◆ What you have to do ◆
Write out every single entry exactly.

◆ Information supplied ◆
____
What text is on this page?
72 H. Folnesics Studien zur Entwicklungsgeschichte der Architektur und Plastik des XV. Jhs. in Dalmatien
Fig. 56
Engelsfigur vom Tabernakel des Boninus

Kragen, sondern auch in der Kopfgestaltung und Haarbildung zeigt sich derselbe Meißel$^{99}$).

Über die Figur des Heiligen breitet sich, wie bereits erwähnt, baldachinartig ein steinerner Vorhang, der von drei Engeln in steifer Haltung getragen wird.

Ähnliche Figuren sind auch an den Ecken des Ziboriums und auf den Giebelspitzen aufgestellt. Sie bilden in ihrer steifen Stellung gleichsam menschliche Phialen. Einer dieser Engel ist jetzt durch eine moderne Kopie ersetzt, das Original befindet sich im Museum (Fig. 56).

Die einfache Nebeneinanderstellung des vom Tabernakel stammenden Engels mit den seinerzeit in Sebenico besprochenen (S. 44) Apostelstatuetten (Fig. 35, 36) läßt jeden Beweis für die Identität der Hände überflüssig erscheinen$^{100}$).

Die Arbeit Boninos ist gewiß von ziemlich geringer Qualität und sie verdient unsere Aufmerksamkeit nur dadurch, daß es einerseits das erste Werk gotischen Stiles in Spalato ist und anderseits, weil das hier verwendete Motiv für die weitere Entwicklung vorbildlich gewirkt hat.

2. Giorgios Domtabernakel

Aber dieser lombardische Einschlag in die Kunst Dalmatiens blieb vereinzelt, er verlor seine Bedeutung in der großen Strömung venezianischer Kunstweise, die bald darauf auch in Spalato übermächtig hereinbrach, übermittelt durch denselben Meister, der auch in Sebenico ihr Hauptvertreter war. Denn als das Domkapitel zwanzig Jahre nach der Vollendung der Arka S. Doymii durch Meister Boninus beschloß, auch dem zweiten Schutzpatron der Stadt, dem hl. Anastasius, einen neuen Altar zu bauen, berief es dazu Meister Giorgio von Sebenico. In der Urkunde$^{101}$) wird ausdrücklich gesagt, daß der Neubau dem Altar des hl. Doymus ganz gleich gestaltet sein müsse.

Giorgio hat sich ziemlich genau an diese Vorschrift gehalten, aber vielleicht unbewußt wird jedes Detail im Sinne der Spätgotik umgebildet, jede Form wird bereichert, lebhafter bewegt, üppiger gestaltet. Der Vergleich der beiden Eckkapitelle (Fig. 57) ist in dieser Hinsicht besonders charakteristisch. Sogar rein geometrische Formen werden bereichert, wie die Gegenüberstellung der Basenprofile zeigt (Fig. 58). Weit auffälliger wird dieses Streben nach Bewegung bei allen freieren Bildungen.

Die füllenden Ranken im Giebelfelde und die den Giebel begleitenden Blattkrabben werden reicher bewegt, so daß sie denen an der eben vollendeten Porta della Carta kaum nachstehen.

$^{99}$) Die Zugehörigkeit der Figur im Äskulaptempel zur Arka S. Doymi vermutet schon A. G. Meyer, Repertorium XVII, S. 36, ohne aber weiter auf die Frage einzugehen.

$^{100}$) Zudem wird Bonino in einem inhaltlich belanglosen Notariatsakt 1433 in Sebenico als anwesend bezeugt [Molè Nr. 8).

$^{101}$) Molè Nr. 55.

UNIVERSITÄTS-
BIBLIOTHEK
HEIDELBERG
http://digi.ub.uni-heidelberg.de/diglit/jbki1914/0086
____
◆ Worked answer ◆
What text is on this page?
72 H. Folnesics Studien zur Entwicklungsgeschichte der Architektur und Plastik des XV. Jhs. in Dalmatien
Fig. 56
Engelsfigur vom Tabernakel des Boninus

Kragen, sondern auch in der Kopfgestaltung und Haarbildung zeigt sich derselbe Meißel$^{99}$).

Über die Figur des Heiligen breitet sich, wie bereits erwähnt, baldachinartig ein steinerner Vorhang, der von drei Engeln in steifer Haltung getragen wird.

Ähnliche Figuren sind auch an den Ecken des Ziboriums und auf den Giebelspitzen aufgestellt. Sie bilden in ihrer steifen Stellung gleichsam menschliche Phialen. Einer dieser Engel ist jetzt durch eine moderne Kopie ersetzt, das Original befindet sich im Museum (Fig. 56).

Die einfache Nebeneinanderstellung des vom Tabernakel stammenden Engels mit den seinerzeit in Sebenico besprochenen (S. 44) Apostelstatuetten (Fig. 35, 36) läßt jeden Beweis für die Identität der Hände überflüssig erscheinen$^{100}$).

Die Arbeit Boninos ist gewiß von ziemlich geringer Qualität und sie verdient unsere Aufmerksamkeit nur dadurch, daß es einerseits das erste Werk gotischen Stiles in Spalato ist und anderseits, weil das hier verwendete Motiv für die weitere Entwicklung vorbildlich gewirkt hat.

2. Giorgios Domtabernakel

Aber dieser lombardische Einschlag in die Kunst Dalmatiens blieb vereinzelt, er verlor seine Bedeutung in der großen Strömung venezianischer Kunstweise, die bald darauf auch in Spalato übermächtig hereinbrach, übermittelt durch denselben Meister, der auch in Sebenico ihr Hauptvertreter war. Denn als das Domkapitel zwanzig Jahre nach der Vollendung der Arka S. Doymii durch Meister Boninus beschloß, auch dem zweiten Schutzpatron der Stadt, dem hl. Anastasius, einen neuen Altar zu bauen, berief es dazu Meister Giorgio von Sebenico. In der Urkunde$^{101}$) wird ausdrücklich gesagt, daß der Neubau dem Altar des hl. Doymus ganz gleich gestaltet sein müsse.

Giorgio hat sich ziemlich genau an diese Vorschrift gehalten, aber vielleicht unbewußt wird jedes Detail im Sinne der Spätgotik umgebildet, jede Form wird bereichert, lebhafter bewegt, üppiger gestaltet. Der Vergleich der beiden Eckkapitelle (Fig. 57) ist in dieser Hinsicht besonders charakteristisch. Sogar rein geometrische Formen werden bereichert, wie die Gegenüberstellung der Basenprofile zeigt (Fig. 58). Weit auffälliger wird dieses Streben nach Bewegung bei allen freieren Bildungen.

Die füllenden Ranken im Giebelfelde und die den Giebel begleitenden Blattkrabben werden reicher bewegt, so daß sie denen an der eben vollendeten Porta della Carta kaum nachstehen.

$^{99}$) Die Zugehörigkeit der Figur im Äskulaptempel zur Arka S. Doymi vermutet schon A. G. Meyer, Repertorium XVII, S. 36, ohne aber weiter auf die Frage einzugehen.

$^{100}$) Zudem wird Bonino in einem inhaltlich belanglosen Notariatsakt 1433 in Sebenico als anwesend bezeugt [Molè Nr. 8).

$^{101}$) Molè Nr. 55.

UNIVERSITÄTS-
BIBLIOTHEK
HEIDELBERG
http://digi.ub.uni-heidelberg.de/diglit/jbki1914/0086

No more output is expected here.